#### SET PROBLEM
Below is a listing to write out in full, exactly as given, without its pictures.

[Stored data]
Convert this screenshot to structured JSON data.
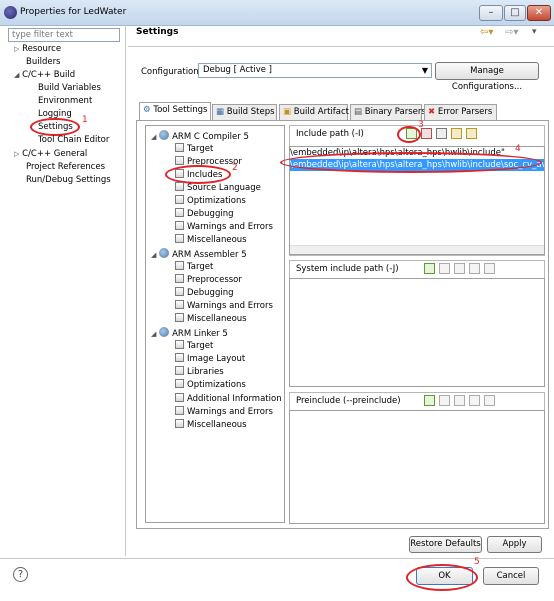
{
  "window": {
    "title": "Properties for LedWater"
  },
  "filter": {
    "placeholder": "type filter text"
  },
  "nav": {
    "resource": "Resource",
    "builders": "Builders",
    "ccpp_build": "C/C++ Build",
    "build_variables": "Build Variables",
    "environment": "Environment",
    "logging": "Logging",
    "settings": "Settings",
    "tool_chain_editor": "Tool Chain Editor",
    "ccpp_general": "C/C++ General",
    "project_references": "Project References",
    "run_debug": "Run/Debug Settings"
  },
  "header": {
    "title": "Settings"
  },
  "configuration": {
    "label": "Configuration:",
    "value": "Debug  [ Active ]",
    "manage_label": "Manage Configurations..."
  },
  "tabs": [
    "Tool Settings",
    "Build Steps",
    "Build Artifact",
    "Binary Parsers",
    "Error Parsers"
  ],
  "tree": {
    "compiler": {
      "label": "ARM C Compiler 5",
      "items": [
        "Target",
        "Preprocessor",
        "Includes",
        "Source Language",
        "Optimizations",
        "Debugging",
        "Warnings and Errors",
        "Miscellaneous"
      ]
    },
    "assembler": {
      "label": "ARM Assembler 5",
      "items": [
        "Target",
        "Preprocessor",
        "Debugging",
        "Warnings and Errors",
        "Miscellaneous"
      ]
    },
    "linker": {
      "label": "ARM Linker 5",
      "items": [
        "Target",
        "Image Layout",
        "Libraries",
        "Optimizations",
        "Additional Information",
        "Warnings and Errors",
        "Miscellaneous"
      ]
    }
  },
  "include_path": {
    "title": "Include path (-I)",
    "entries": [
      "\\embedded\\ip\\altera\\hps\\altera_hps\\hwlib\\include\"",
      "\\embedded\\ip\\altera\\hps\\altera_hps\\hwlib\\include\\soc_cv_av\""
    ]
  },
  "system_include": {
    "title": "System include path (-J)"
  },
  "preinclude": {
    "title": "Preinclude (--preinclude)"
  },
  "buttons": {
    "restore_defaults": "Restore Defaults",
    "apply": "Apply",
    "ok": "OK",
    "cancel": "Cancel"
  },
  "annotations": [
    "1",
    "2",
    "3",
    "4",
    "5"
  ],
  "colors": {
    "annotation": "#e0232a",
    "selection": "#3399ff"
  }
}
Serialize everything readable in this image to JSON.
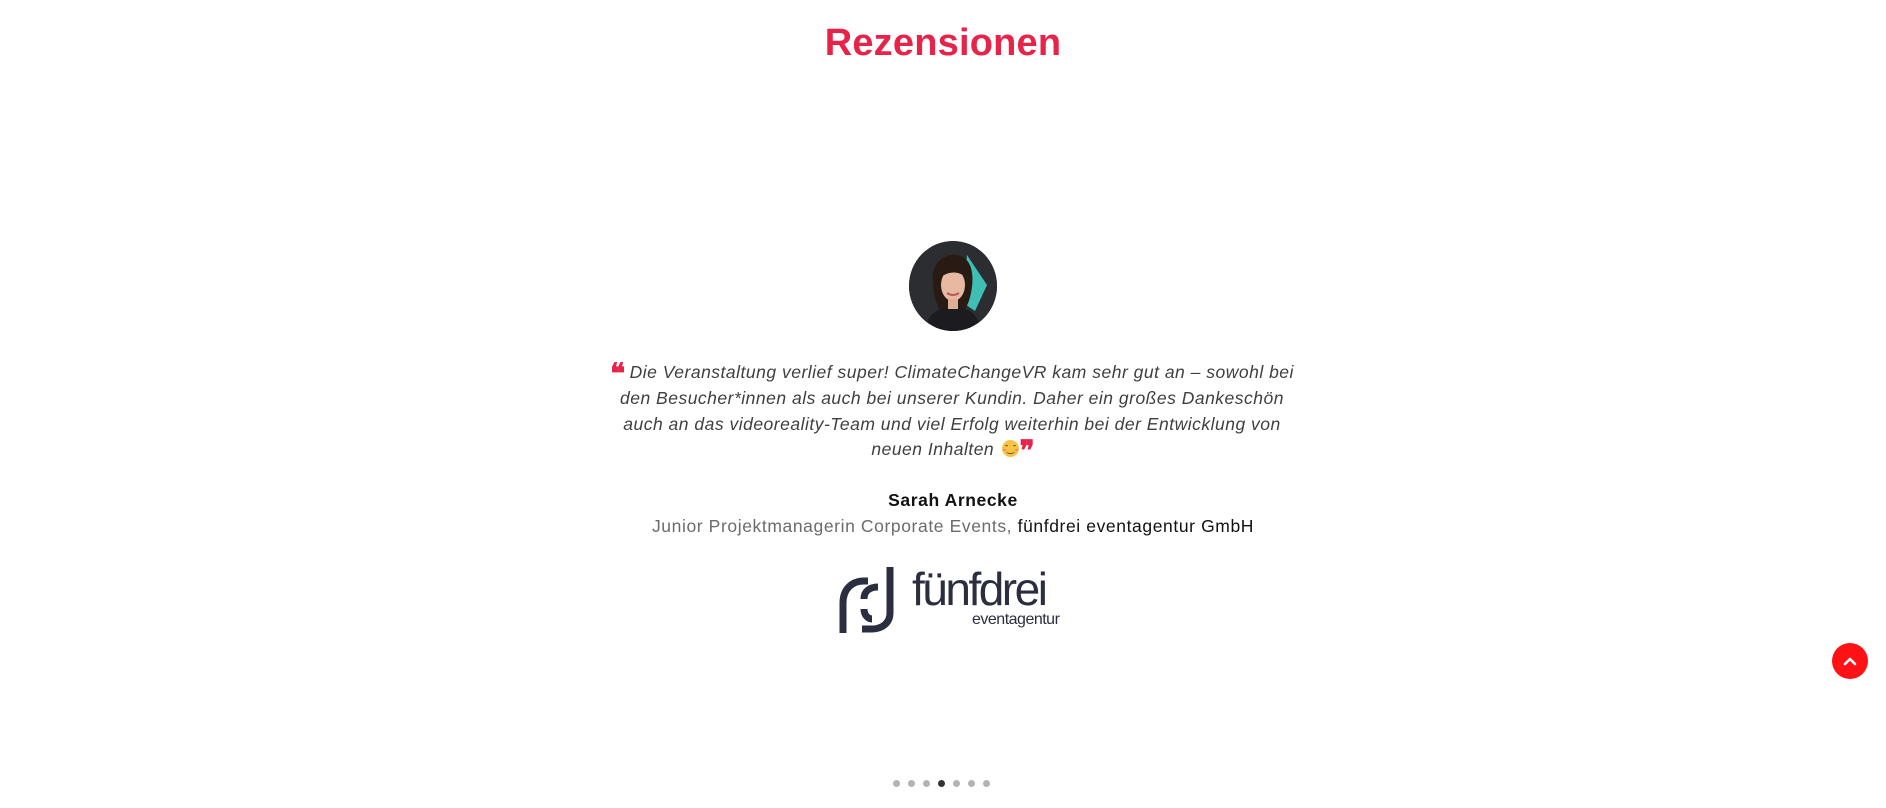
{
  "section": {
    "title": "Rezensionen"
  },
  "testimonial": {
    "avatar_icon": "avatar-photo",
    "quote_open": "❝",
    "quote_text": "Die Veranstaltung verlief super! ClimateChangeVR kam sehr gut an – sowohl bei den Besucher*innen als auch bei unserer Kundin. Daher ein großes Dankeschön auch an das videoreality-Team und viel Erfolg weiterhin bei der Entwicklung von neuen Inhalten",
    "emoji_icon": "smiling-face-emoji",
    "quote_close": "❞",
    "author_name": "Sarah Arnecke",
    "author_role": "Junior Projektmanagerin Corporate Events,",
    "author_company": "fünfdrei eventagentur GmbH",
    "logo_word": "fünfdrei",
    "logo_sub": "eventagentur"
  },
  "scroll_top": {
    "icon": "chevron-up-icon"
  },
  "slider": {
    "dots": [
      {
        "active": false
      },
      {
        "active": false
      },
      {
        "active": false
      },
      {
        "active": true
      },
      {
        "active": false
      },
      {
        "active": false
      },
      {
        "active": false
      }
    ]
  },
  "colors": {
    "accent": "#e8234a",
    "scroll_button": "#ff1216",
    "logo": "#2b2e3f"
  }
}
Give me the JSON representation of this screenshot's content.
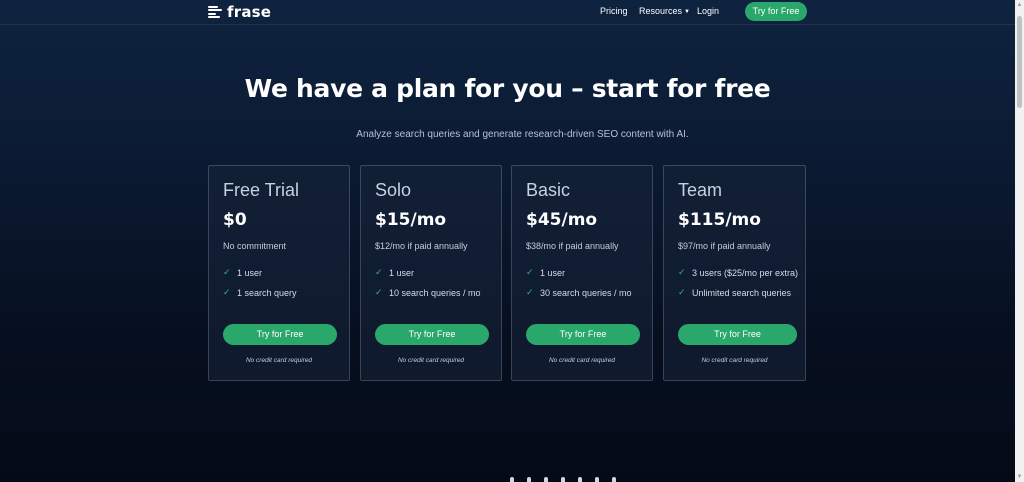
{
  "nav": {
    "logo_text": "frase",
    "links": [
      "Pricing",
      "Resources",
      "Login"
    ],
    "cta_label": "Try for Free"
  },
  "hero": {
    "title": "We have a plan for you – start for free",
    "subtitle": "Analyze search queries and generate research-driven SEO content with AI."
  },
  "plans": [
    {
      "name": "Free Trial",
      "price": "$0",
      "note": "No commitment",
      "features": [
        "1 user",
        "1 search query"
      ],
      "button_label": "Try for Free",
      "footnote": "No credit card required"
    },
    {
      "name": "Solo",
      "price": "$15/mo",
      "note": "$12/mo if paid annually",
      "features": [
        "1 user",
        "10 search queries / mo"
      ],
      "button_label": "Try for Free",
      "footnote": "No credit card required"
    },
    {
      "name": "Basic",
      "price": "$45/mo",
      "note": "$38/mo if paid annually",
      "features": [
        "1 user",
        "30 search queries / mo"
      ],
      "button_label": "Try for Free",
      "footnote": "No credit card required"
    },
    {
      "name": "Team",
      "price": "$115/mo",
      "note": "$97/mo if paid annually",
      "features": [
        "3 users ($25/mo per extra)",
        "Unlimited search queries"
      ],
      "button_label": "Try for Free",
      "footnote": "No credit card required"
    }
  ],
  "icons": {
    "logo": "frase-logo-icon",
    "dropdown": "chevron-down-icon",
    "feature_check": "check-icon"
  },
  "colors": {
    "accent": "#2aa86c",
    "check": "#2fb67a",
    "background_top": "#0e2340",
    "background_bottom": "#040b18"
  }
}
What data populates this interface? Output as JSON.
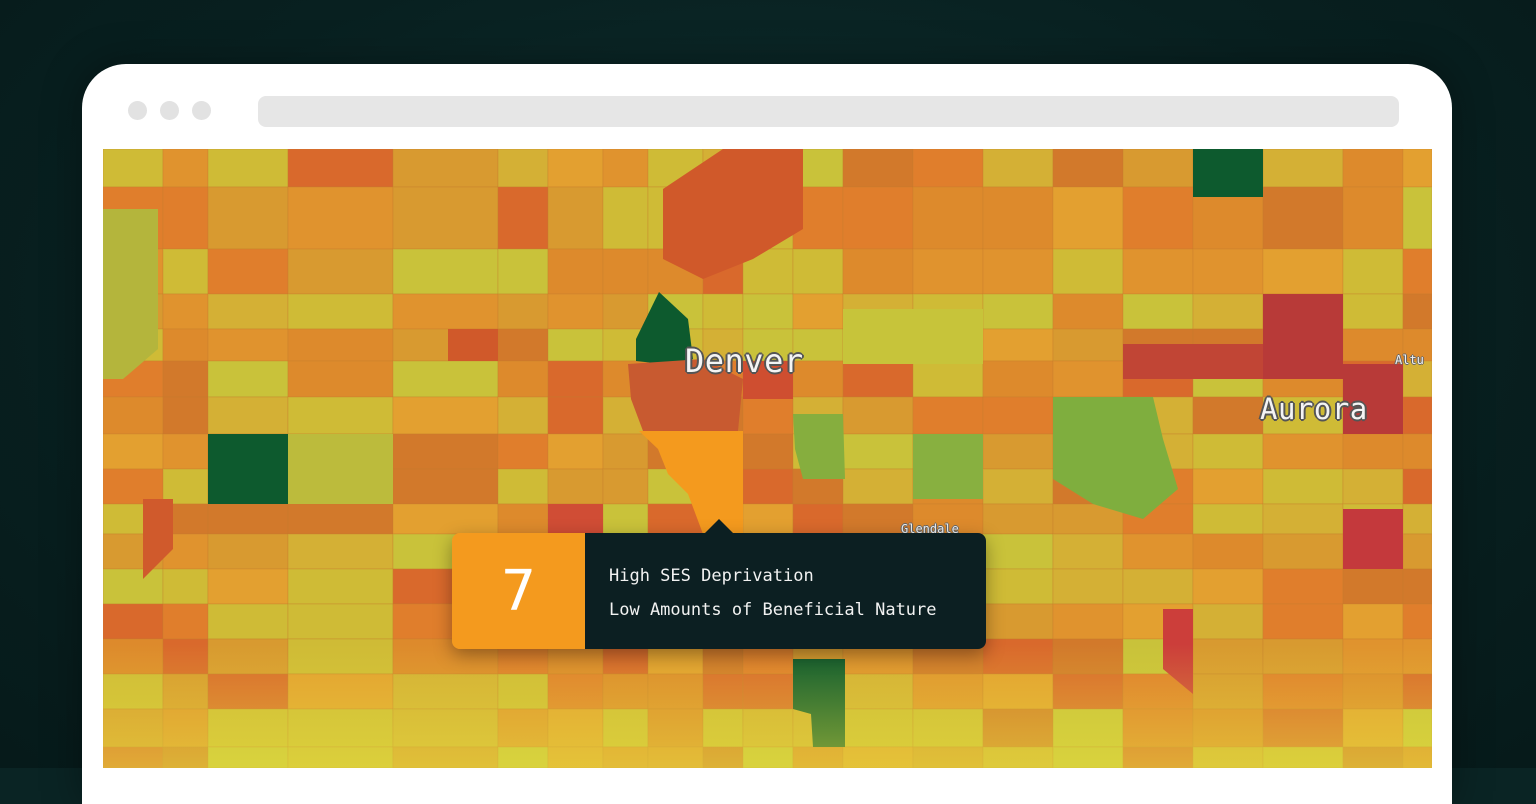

#### ANSWER TO THE PROBLEM
Convert this screenshot to structured JSON data.
{
  "window": {
    "title": "Properties for LedWater"
  },
  "filter": {
    "placeholder": "type filter text"
  },
  "nav": {
    "resource": "Resource",
    "builders": "Builders",
    "ccpp_build": "C/C++ Build",
    "build_variables": "Build Variables",
    "environment": "Environment",
    "logging": "Logging",
    "settings": "Settings",
    "tool_chain_editor": "Tool Chain Editor",
    "ccpp_general": "C/C++ General",
    "project_references": "Project References",
    "run_debug": "Run/Debug Settings"
  },
  "header": {
    "title": "Settings"
  },
  "configuration": {
    "label": "Configuration:",
    "value": "Debug  [ Active ]",
    "manage_label": "Manage Configurations..."
  },
  "tabs": [
    "Tool Settings",
    "Build Steps",
    "Build Artifact",
    "Binary Parsers",
    "Error Parsers"
  ],
  "tree": {
    "compiler": {
      "label": "ARM C Compiler 5",
      "items": [
        "Target",
        "Preprocessor",
        "Includes",
        "Source Language",
        "Optimizations",
        "Debugging",
        "Warnings and Errors",
        "Miscellaneous"
      ]
    },
    "assembler": {
      "label": "ARM Assembler 5",
      "items": [
        "Target",
        "Preprocessor",
        "Debugging",
        "Warnings and Errors",
        "Miscellaneous"
      ]
    },
    "linker": {
      "label": "ARM Linker 5",
      "items": [
        "Target",
        "Image Layout",
        "Libraries",
        "Optimizations",
        "Additional Information",
        "Warnings and Errors",
        "Miscellaneous"
      ]
    }
  },
  "include_path": {
    "title": "Include path (-I)",
    "entries": [
      "\\embedded\\ip\\altera\\hps\\altera_hps\\hwlib\\include\"",
      "\\embedded\\ip\\altera\\hps\\altera_hps\\hwlib\\include\\soc_cv_av\""
    ]
  },
  "system_include": {
    "title": "System include path (-J)"
  },
  "preinclude": {
    "title": "Preinclude (--preinclude)"
  },
  "buttons": {
    "restore_defaults": "Restore Defaults",
    "apply": "Apply",
    "ok": "OK",
    "cancel": "Cancel"
  },
  "annotations": [
    "1",
    "2",
    "3",
    "4",
    "5"
  ],
  "colors": {
    "annotation": "#e0232a",
    "selection": "#3399ff"
  }
}
Serialize everything readable in this image to JSON.
{
  "section": {
    "title": "Rezensionen"
  },
  "testimonial": {
    "avatar_icon": "avatar-photo",
    "quote_open": "❝",
    "quote_text": "Die Veranstaltung verlief super! ClimateChangeVR kam sehr gut an – sowohl bei den Besucher*innen als auch bei unserer Kundin. Daher ein großes Dankeschön auch an das videoreality-Team und viel Erfolg weiterhin bei der Entwicklung von neuen Inhalten",
    "emoji_icon": "smiling-face-emoji",
    "quote_close": "❞",
    "author_name": "Sarah Arnecke",
    "author_role": "Junior Projektmanagerin Corporate Events,",
    "author_company": "fünfdrei eventagentur GmbH",
    "logo_word": "fünfdrei",
    "logo_sub": "eventagentur"
  },
  "scroll_top": {
    "icon": "chevron-up-icon"
  },
  "slider": {
    "dots": [
      {
        "active": false
      },
      {
        "active": false
      },
      {
        "active": false
      },
      {
        "active": true
      },
      {
        "active": false
      },
      {
        "active": false
      },
      {
        "active": false
      }
    ]
  },
  "colors": {
    "accent": "#e8234a",
    "scroll_button": "#ff1216",
    "logo": "#2b2e3f"
  }
}
Give me the JSON representation of this screenshot's content.
{
  "nav": {
    "logo_text": "frase",
    "links": [
      "Pricing",
      "Resources",
      "Login"
    ],
    "cta_label": "Try for Free"
  },
  "hero": {
    "title": "We have a plan for you – start for free",
    "subtitle": "Analyze search queries and generate research-driven SEO content with AI."
  },
  "plans": [
    {
      "name": "Free Trial",
      "price": "$0",
      "note": "No commitment",
      "features": [
        "1 user",
        "1 search query"
      ],
      "button_label": "Try for Free",
      "footnote": "No credit card required"
    },
    {
      "name": "Solo",
      "price": "$15/mo",
      "note": "$12/mo if paid annually",
      "features": [
        "1 user",
        "10 search queries / mo"
      ],
      "button_label": "Try for Free",
      "footnote": "No credit card required"
    },
    {
      "name": "Basic",
      "price": "$45/mo",
      "note": "$38/mo if paid annually",
      "features": [
        "1 user",
        "30 search queries / mo"
      ],
      "button_label": "Try for Free",
      "footnote": "No credit card required"
    },
    {
      "name": "Team",
      "price": "$115/mo",
      "note": "$97/mo if paid annually",
      "features": [
        "3 users ($25/mo per extra)",
        "Unlimited search queries"
      ],
      "button_label": "Try for Free",
      "footnote": "No credit card required"
    }
  ],
  "icons": {
    "logo": "frase-logo-icon",
    "dropdown": "chevron-down-icon",
    "feature_check": "check-icon"
  },
  "colors": {
    "accent": "#2aa86c",
    "check": "#2fb67a",
    "background_top": "#0e2340",
    "background_bottom": "#040b18"
  }
}
What data populates this interface? Output as JSON.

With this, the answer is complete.